Extracted information ▸

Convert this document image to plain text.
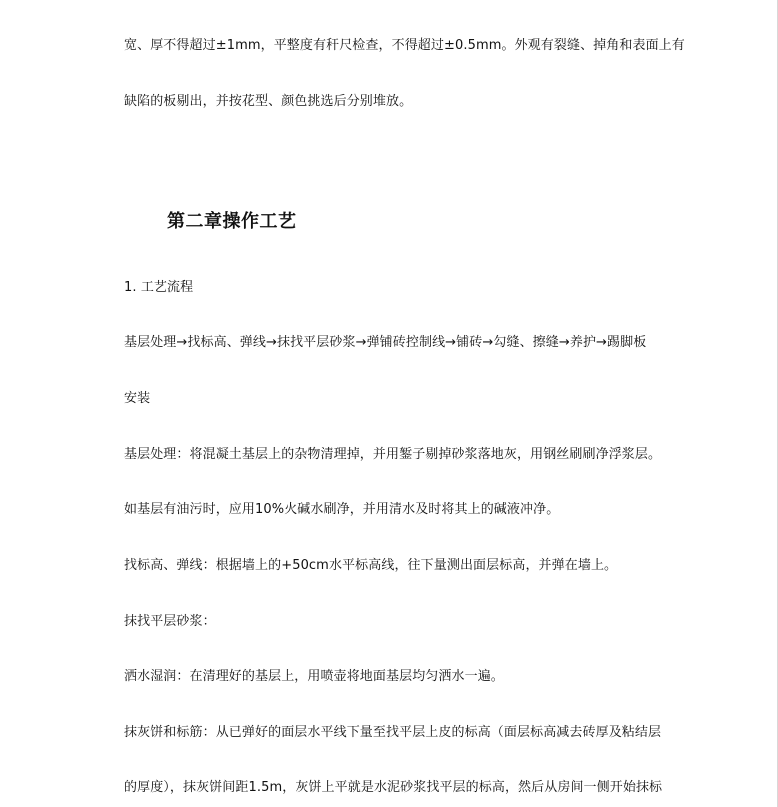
宽、厚不得超过±1mm，平整度有秆尺检查，不得超过±0.5mm。外观有裂缝、掉角和表面上有
缺陷的板剔出，并按花型、颜色挑选后分别堆放。
第二章操作工艺
1. 工艺流程
基层处理→找标高、弹线→抹找平层砂浆→弹铺砖控制线→铺砖→勾缝、擦缝→养护→踢脚板
安装
基层处理：将混凝土基层上的杂物清理掉，并用錾子剔掉砂浆落地灰，用钢丝刷刷净浮浆层。
如基层有油污时，应用10%火碱水刷净，并用清水及时将其上的碱液冲净。
找标高、弹线：根据墙上的+50cm水平标高线，往下量测出面层标高，并弹在墙上。
抹找平层砂浆：
洒水湿润：在清理好的基层上，用喷壶将地面基层均匀洒水一遍。
抹灰饼和标筋：从已弹好的面层水平线下量至找平层上皮的标高（面层标高减去砖厚及粘结层
的厚度），抹灰饼间距1.5m，灰饼上平就是水泥砂浆找平层的标高，然后从房间一侧开始抹标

What is required ▸ Write out the listing above exactly as it stands, pictures excluded.

Solution to the problem ▸
Convert this document image to plain text.
宽、厚不得超过±1mm，平整度有秆尺检查，不得超过±0.5mm。外观有裂缝、掉角和表面上有
缺陷的板剔出，并按花型、颜色挑选后分别堆放。
第二章操作工艺
1. 工艺流程
基层处理→找标高、弹线→抹找平层砂浆→弹铺砖控制线→铺砖→勾缝、擦缝→养护→踢脚板
安装
基层处理：将混凝土基层上的杂物清理掉，并用錾子剔掉砂浆落地灰，用钢丝刷刷净浮浆层。
如基层有油污时，应用10%火碱水刷净，并用清水及时将其上的碱液冲净。
找标高、弹线：根据墙上的+50cm水平标高线，往下量测出面层标高，并弹在墙上。
抹找平层砂浆：
洒水湿润：在清理好的基层上，用喷壶将地面基层均匀洒水一遍。
抹灰饼和标筋：从已弹好的面层水平线下量至找平层上皮的标高（面层标高减去砖厚及粘结层
的厚度），抹灰饼间距1.5m，灰饼上平就是水泥砂浆找平层的标高，然后从房间一侧开始抹标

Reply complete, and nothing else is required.